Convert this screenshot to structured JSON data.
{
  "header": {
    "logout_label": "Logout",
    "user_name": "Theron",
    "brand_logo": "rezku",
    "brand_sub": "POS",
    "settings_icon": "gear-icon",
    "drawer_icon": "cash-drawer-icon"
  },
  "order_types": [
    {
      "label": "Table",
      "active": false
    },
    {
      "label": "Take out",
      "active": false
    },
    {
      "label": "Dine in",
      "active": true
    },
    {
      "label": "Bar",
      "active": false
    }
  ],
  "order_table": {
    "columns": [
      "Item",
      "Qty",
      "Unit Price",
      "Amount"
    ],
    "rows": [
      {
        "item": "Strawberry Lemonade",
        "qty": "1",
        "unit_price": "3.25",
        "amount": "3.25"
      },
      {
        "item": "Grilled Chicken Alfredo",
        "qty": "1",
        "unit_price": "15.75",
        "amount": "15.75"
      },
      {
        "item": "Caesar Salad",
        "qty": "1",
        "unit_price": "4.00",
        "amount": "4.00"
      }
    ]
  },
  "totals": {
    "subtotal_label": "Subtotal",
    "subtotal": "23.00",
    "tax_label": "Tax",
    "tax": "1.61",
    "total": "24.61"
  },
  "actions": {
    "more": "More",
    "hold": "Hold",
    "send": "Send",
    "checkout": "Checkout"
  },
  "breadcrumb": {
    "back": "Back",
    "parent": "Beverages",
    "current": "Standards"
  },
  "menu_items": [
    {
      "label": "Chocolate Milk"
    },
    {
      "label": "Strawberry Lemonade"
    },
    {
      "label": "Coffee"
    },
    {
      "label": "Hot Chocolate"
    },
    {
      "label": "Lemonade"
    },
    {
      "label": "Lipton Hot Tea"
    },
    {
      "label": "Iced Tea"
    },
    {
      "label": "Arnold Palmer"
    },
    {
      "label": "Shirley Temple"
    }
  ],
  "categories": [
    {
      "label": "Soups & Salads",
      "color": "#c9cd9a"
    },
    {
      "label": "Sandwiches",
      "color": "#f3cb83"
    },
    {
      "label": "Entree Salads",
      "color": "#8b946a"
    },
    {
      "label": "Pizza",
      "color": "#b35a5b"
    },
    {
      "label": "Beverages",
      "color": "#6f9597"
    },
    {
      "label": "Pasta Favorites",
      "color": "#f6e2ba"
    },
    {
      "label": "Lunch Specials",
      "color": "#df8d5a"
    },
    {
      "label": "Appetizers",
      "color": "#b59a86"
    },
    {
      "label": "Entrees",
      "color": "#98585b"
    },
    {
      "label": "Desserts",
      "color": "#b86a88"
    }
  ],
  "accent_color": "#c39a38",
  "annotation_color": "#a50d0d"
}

= = = =

Write each line above out exactly.

Convert this screenshot to structured JSON data.
{
  "header": {
    "logout_label": "Logout",
    "user_name": "Theron",
    "brand_logo": "rezku",
    "brand_sub": "POS",
    "settings_icon": "gear-icon",
    "drawer_icon": "cash-drawer-icon"
  },
  "order_types": [
    {
      "label": "Table",
      "active": false
    },
    {
      "label": "Take out",
      "active": false
    },
    {
      "label": "Dine in",
      "active": true
    },
    {
      "label": "Bar",
      "active": false
    }
  ],
  "order_table": {
    "columns": [
      "Item",
      "Qty",
      "Unit Price",
      "Amount"
    ],
    "rows": [
      {
        "item": "Strawberry Lemonade",
        "qty": "1",
        "unit_price": "3.25",
        "amount": "3.25"
      },
      {
        "item": "Grilled Chicken Alfredo",
        "qty": "1",
        "unit_price": "15.75",
        "amount": "15.75"
      },
      {
        "item": "Caesar Salad",
        "qty": "1",
        "unit_price": "4.00",
        "amount": "4.00"
      }
    ]
  },
  "totals": {
    "subtotal_label": "Subtotal",
    "subtotal": "23.00",
    "tax_label": "Tax",
    "tax": "1.61",
    "total": "24.61"
  },
  "actions": {
    "more": "More",
    "hold": "Hold",
    "send": "Send",
    "checkout": "Checkout"
  },
  "breadcrumb": {
    "back": "Back",
    "parent": "Beverages",
    "current": "Standards"
  },
  "menu_items": [
    {
      "label": "Chocolate Milk"
    },
    {
      "label": "Strawberry Lemonade"
    },
    {
      "label": "Coffee"
    },
    {
      "label": "Hot Chocolate"
    },
    {
      "label": "Lemonade"
    },
    {
      "label": "Lipton Hot Tea"
    },
    {
      "label": "Iced Tea"
    },
    {
      "label": "Arnold Palmer"
    },
    {
      "label": "Shirley Temple"
    }
  ],
  "categories": [
    {
      "label": "Soups & Salads",
      "color": "#c9cd9a"
    },
    {
      "label": "Sandwiches",
      "color": "#f3cb83"
    },
    {
      "label": "Entree Salads",
      "color": "#8b946a"
    },
    {
      "label": "Pizza",
      "color": "#b35a5b"
    },
    {
      "label": "Beverages",
      "color": "#6f9597"
    },
    {
      "label": "Pasta Favorites",
      "color": "#f6e2ba"
    },
    {
      "label": "Lunch Specials",
      "color": "#df8d5a"
    },
    {
      "label": "Appetizers",
      "color": "#b59a86"
    },
    {
      "label": "Entrees",
      "color": "#98585b"
    },
    {
      "label": "Desserts",
      "color": "#b86a88"
    }
  ],
  "accent_color": "#c39a38",
  "annotation_color": "#a50d0d"
}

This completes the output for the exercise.